____ Given information

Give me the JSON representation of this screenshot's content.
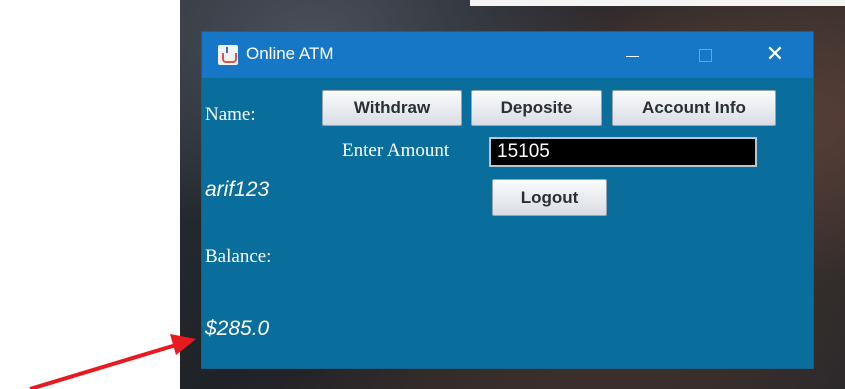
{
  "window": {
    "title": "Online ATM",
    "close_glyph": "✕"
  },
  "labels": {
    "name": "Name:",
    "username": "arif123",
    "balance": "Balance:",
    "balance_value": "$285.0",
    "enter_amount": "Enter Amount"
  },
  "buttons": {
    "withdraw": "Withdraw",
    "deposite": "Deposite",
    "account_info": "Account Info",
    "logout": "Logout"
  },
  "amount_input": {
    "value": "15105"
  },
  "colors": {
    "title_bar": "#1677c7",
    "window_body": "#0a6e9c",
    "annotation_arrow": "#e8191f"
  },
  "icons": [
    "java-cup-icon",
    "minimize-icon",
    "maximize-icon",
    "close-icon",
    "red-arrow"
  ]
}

________

▸ What is needed
Send back the data above word for word, with the pictures left out.

▸ Expected answer
Give me the JSON representation of this screenshot's content.
{
  "window": {
    "title": "Online ATM",
    "close_glyph": "✕"
  },
  "labels": {
    "name": "Name:",
    "username": "arif123",
    "balance": "Balance:",
    "balance_value": "$285.0",
    "enter_amount": "Enter Amount"
  },
  "buttons": {
    "withdraw": "Withdraw",
    "deposite": "Deposite",
    "account_info": "Account Info",
    "logout": "Logout"
  },
  "amount_input": {
    "value": "15105"
  },
  "colors": {
    "title_bar": "#1677c7",
    "window_body": "#0a6e9c",
    "annotation_arrow": "#e8191f"
  },
  "icons": [
    "java-cup-icon",
    "minimize-icon",
    "maximize-icon",
    "close-icon",
    "red-arrow"
  ]
}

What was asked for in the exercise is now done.